(Aim of the task)
Please repeat, word for word, everything in the records below from the very first line down through the line containing "- benefits-list: ›".

(Input material)
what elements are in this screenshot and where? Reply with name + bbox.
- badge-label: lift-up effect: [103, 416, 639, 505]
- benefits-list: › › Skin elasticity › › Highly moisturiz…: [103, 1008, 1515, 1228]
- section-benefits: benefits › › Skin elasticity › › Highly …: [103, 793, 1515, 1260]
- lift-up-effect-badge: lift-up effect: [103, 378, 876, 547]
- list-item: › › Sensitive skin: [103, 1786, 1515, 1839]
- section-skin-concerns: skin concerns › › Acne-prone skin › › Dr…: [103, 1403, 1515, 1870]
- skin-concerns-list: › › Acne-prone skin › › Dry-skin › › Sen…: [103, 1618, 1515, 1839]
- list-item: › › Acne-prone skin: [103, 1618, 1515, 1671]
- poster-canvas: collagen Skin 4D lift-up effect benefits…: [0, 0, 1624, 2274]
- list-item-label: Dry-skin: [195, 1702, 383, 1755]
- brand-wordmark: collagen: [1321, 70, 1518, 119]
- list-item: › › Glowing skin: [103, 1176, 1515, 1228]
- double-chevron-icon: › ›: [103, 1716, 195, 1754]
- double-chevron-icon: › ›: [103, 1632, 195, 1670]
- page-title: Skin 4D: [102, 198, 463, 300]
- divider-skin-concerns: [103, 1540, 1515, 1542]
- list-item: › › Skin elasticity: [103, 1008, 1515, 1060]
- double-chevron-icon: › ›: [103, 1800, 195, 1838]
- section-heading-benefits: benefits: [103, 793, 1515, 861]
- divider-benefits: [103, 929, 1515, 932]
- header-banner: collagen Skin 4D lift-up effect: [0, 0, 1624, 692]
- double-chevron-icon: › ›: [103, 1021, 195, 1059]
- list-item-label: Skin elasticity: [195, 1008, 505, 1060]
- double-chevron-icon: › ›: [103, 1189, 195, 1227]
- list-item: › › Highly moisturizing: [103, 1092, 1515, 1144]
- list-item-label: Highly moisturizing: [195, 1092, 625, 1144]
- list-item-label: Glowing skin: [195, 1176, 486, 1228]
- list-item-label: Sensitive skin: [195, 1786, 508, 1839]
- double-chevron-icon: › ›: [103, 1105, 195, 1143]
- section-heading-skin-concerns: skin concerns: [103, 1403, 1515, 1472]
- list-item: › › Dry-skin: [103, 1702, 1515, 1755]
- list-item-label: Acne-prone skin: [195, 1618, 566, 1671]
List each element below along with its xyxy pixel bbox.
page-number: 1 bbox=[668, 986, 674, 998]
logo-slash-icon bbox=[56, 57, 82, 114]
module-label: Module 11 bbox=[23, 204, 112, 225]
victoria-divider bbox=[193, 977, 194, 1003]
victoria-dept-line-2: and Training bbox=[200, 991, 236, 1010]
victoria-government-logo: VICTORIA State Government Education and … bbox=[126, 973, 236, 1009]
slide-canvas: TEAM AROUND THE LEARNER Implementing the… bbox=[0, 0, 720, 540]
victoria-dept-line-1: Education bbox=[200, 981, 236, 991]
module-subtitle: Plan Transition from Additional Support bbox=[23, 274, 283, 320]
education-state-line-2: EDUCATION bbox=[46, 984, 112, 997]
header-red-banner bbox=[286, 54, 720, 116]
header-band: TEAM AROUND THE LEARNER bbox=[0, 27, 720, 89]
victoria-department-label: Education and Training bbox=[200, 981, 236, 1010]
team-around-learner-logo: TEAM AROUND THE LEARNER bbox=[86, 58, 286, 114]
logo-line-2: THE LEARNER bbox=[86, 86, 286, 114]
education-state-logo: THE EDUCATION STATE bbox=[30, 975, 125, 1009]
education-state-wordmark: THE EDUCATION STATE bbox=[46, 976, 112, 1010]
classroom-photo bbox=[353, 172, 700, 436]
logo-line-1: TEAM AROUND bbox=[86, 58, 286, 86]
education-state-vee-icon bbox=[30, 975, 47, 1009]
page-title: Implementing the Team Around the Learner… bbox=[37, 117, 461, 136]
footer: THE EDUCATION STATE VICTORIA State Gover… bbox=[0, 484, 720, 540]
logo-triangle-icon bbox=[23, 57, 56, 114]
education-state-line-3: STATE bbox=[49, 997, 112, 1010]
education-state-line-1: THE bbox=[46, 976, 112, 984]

(Response to this task)
what elements are in this screenshot and where? Reply with name + bbox.
- badge-label: lift-up effect: [103, 416, 639, 505]
- benefits-list: › › Skin elasticity › › Highly moisturiz…: [103, 1008, 1515, 1228]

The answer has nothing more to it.